## Request
Rewrite every line of the items below as a Markdown table with two columns, Row and Entry, where Row holds the row number and Entry holds the line. Leave out blank lines.

## Data for this exercise
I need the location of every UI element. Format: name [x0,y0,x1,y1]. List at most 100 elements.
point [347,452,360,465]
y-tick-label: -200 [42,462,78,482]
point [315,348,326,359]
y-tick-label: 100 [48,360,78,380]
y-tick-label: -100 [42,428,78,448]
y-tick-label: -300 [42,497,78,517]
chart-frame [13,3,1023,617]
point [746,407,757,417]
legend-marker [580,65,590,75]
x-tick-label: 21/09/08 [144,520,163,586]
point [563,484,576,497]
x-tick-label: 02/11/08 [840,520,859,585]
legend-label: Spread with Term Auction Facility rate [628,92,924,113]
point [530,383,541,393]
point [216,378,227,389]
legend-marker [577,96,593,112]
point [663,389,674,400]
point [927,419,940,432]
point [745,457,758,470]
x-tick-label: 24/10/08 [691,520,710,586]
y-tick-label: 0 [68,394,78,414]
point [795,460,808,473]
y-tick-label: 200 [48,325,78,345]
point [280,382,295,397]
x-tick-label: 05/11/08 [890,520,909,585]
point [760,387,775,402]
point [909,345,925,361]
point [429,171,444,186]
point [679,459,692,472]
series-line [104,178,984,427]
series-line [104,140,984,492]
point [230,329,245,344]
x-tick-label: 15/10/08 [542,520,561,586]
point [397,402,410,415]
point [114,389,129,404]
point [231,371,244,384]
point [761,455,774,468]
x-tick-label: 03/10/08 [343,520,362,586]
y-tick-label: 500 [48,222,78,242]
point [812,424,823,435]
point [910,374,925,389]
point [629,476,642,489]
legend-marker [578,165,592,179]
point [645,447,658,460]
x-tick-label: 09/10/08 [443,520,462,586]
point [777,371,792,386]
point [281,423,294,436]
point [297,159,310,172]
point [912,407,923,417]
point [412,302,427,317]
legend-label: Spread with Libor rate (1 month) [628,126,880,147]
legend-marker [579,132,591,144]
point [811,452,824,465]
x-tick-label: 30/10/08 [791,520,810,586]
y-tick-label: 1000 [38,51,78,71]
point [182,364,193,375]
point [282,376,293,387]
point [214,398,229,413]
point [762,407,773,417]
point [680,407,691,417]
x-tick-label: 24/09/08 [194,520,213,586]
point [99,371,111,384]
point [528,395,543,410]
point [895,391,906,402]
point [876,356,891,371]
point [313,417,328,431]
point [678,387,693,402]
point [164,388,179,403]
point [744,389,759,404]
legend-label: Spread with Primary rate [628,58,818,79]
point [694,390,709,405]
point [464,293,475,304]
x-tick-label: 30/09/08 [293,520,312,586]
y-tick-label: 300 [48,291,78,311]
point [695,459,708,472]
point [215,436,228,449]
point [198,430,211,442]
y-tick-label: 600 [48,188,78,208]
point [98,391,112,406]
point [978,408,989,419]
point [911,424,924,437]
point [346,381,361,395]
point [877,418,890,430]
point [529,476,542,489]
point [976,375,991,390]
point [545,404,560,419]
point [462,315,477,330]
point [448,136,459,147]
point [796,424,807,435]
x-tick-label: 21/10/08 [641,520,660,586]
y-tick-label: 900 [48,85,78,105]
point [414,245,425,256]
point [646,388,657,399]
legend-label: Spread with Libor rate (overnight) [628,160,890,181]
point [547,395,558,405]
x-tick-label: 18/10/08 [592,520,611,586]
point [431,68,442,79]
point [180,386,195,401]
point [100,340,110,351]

## Response to this exercise
| Row | Entry |
|---|---|
| 1 | I need the location of every UI element. Format: name [x0,y0,x1,y1]. List at most 100 elements. |
| 2 | point [347,452,360,465] |
| 3 | y-tick-label: -200 [42,462,78,482] |
| 4 | point [315,348,326,359] |
| 5 | y-tick-label: 100 [48,360,78,380] |
| 6 | y-tick-label: -100 [42,428,78,448] |
| 7 | y-tick-label: -300 [42,497,78,517] |
| 8 | chart-frame [13,3,1023,617] |
| 9 | point [746,407,757,417] |
| 10 | legend-marker [580,65,590,75] |
| 11 | x-tick-label: 21/09/08 [144,520,163,586] |
| 12 | point [563,484,576,497] |
| 13 | x-tick-label: 02/11/08 [840,520,859,585] |
| 14 | legend-label: Spread with Term Auction Facility rate [628,92,924,113] |
| 15 | point [530,383,541,393] |
| 16 | point [216,378,227,389] |
| 17 | legend-marker [577,96,593,112] |
| 18 | point [663,389,674,400] |
| 19 | point [927,419,940,432] |
| 20 | point [745,457,758,470] |
| 21 | x-tick-label: 24/10/08 [691,520,710,586] |
| 22 | y-tick-label: 0 [68,394,78,414] |
| 23 | point [795,460,808,473] |
| 24 | y-tick-label: 200 [48,325,78,345] |
| 25 | point [280,382,295,397] |
| 26 | x-tick-label: 05/11/08 [890,520,909,585] |
| 27 | point [760,387,775,402] |
| 28 | point [909,345,925,361] |
| 29 | point [429,171,444,186] |
| 30 | point [679,459,692,472] |
| 31 | series-line [104,178,984,427] |
| 32 | series-line [104,140,984,492] |
| 33 | point [230,329,245,344] |
| 34 | x-tick-label: 15/10/08 [542,520,561,586] |
| 35 | point [397,402,410,415] |
| 36 | point [114,389,129,404] |
| 37 | point [231,371,244,384] |
| 38 | point [761,455,774,468] |
| 39 | x-tick-label: 03/10/08 [343,520,362,586] |
| 40 | y-tick-label: 500 [48,222,78,242] |
| 41 | point [812,424,823,435] |
| 42 | point [910,374,925,389] |
| 43 | point [629,476,642,489] |
| 44 | legend-marker [578,165,592,179] |
| 45 | point [645,447,658,460] |
| 46 | x-tick-label: 09/10/08 [443,520,462,586] |
| 47 | point [777,371,792,386] |
| 48 | point [281,423,294,436] |
| 49 | point [297,159,310,172] |
| 50 | point [912,407,923,417] |
| 51 | point [412,302,427,317] |
| 52 | legend-label: Spread with Libor rate (1 month) [628,126,880,147] |
| 53 | legend-marker [579,132,591,144] |
| 54 | point [811,452,824,465] |
| 55 | x-tick-label: 30/10/08 [791,520,810,586] |
| 56 | y-tick-label: 1000 [38,51,78,71] |
| 57 | point [182,364,193,375] |
| 58 | point [282,376,293,387] |
| 59 | point [214,398,229,413] |
| 60 | point [762,407,773,417] |
| 61 | point [680,407,691,417] |
| 62 | x-tick-label: 24/09/08 [194,520,213,586] |
| 63 | point [99,371,111,384] |
| 64 | point [528,395,543,410] |
| 65 | point [895,391,906,402] |
| 66 | point [876,356,891,371] |
| 67 | point [313,417,328,431] |
| 68 | point [678,387,693,402] |
| 69 | point [164,388,179,403] |
| 70 | point [744,389,759,404] |
| 71 | legend-label: Spread with Primary rate [628,58,818,79] |
| 72 | point [694,390,709,405] |
| 73 | point [464,293,475,304] |
| 74 | x-tick-label: 30/09/08 [293,520,312,586] |
| 75 | y-tick-label: 300 [48,291,78,311] |
| 76 | point [695,459,708,472] |
| 77 | point [215,436,228,449] |
| 78 | point [198,430,211,442] |
| 79 | y-tick-label: 600 [48,188,78,208] |
| 80 | point [98,391,112,406] |
| 81 | point [978,408,989,419] |
| 82 | point [911,424,924,437] |
| 83 | point [346,381,361,395] |
| 84 | point [877,418,890,430] |
| 85 | point [529,476,542,489] |
| 86 | point [976,375,991,390] |
| 87 | point [545,404,560,419] |
| 88 | point [462,315,477,330] |
| 89 | point [448,136,459,147] |
| 90 | point [796,424,807,435] |
| 91 | x-tick-label: 21/10/08 [641,520,660,586] |
| 92 | y-tick-label: 900 [48,85,78,105] |
| 93 | point [414,245,425,256] |
| 94 | point [646,388,657,399] |
| 95 | legend-label: Spread with Libor rate (overnight) [628,160,890,181] |
| 96 | point [547,395,558,405] |
| 97 | x-tick-label: 18/10/08 [592,520,611,586] |
| 98 | point [431,68,442,79] |
| 99 | point [180,386,195,401] |
| 100 | point [100,340,110,351] |